§ **What this task involves**: Without the pictures, return all of the material exactly as written.

● ● ● ● ●

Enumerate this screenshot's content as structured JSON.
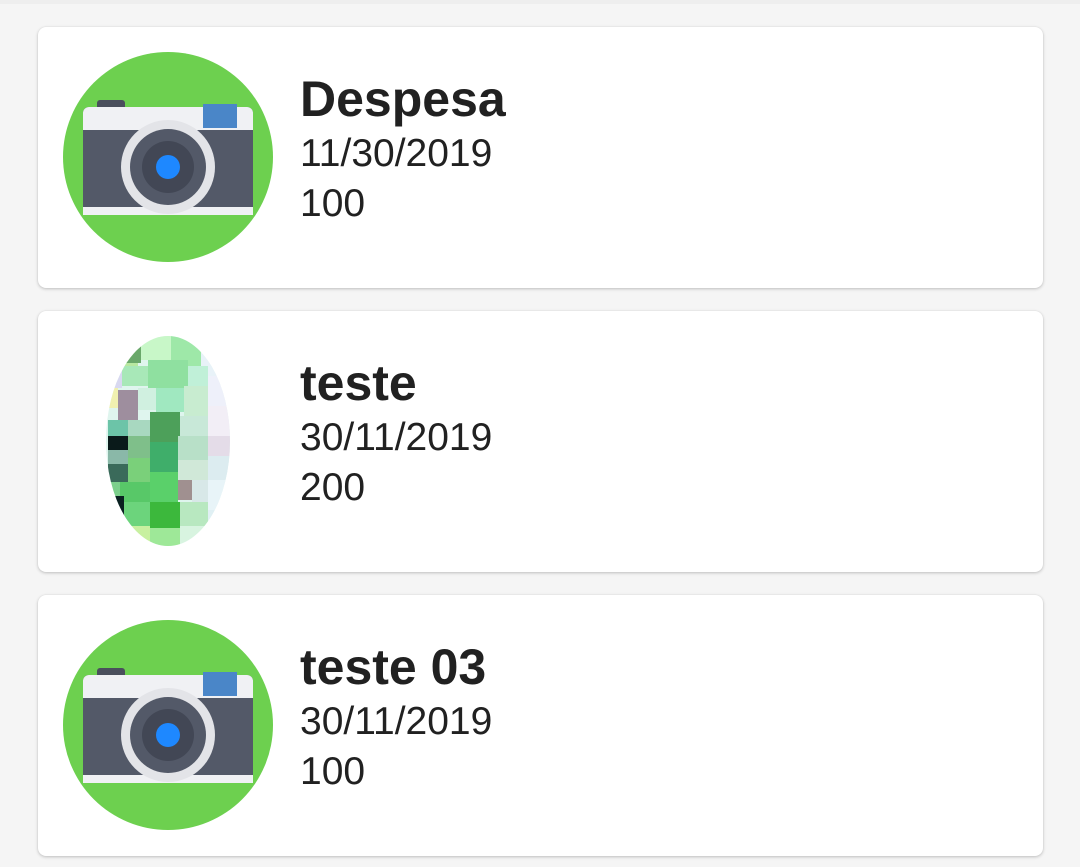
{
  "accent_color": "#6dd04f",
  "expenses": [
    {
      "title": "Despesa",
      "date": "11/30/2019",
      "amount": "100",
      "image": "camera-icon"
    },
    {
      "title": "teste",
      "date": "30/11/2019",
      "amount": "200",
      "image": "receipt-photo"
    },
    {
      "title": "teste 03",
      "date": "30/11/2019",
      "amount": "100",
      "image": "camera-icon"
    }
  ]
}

● ● ● ● ●

§ **Result of the task**:
Enumerate this screenshot's content as structured JSON.
{
  "accent_color": "#6dd04f",
  "expenses": [
    {
      "title": "Despesa",
      "date": "11/30/2019",
      "amount": "100",
      "image": "camera-icon"
    },
    {
      "title": "teste",
      "date": "30/11/2019",
      "amount": "200",
      "image": "receipt-photo"
    },
    {
      "title": "teste 03",
      "date": "30/11/2019",
      "amount": "100",
      "image": "camera-icon"
    }
  ]
}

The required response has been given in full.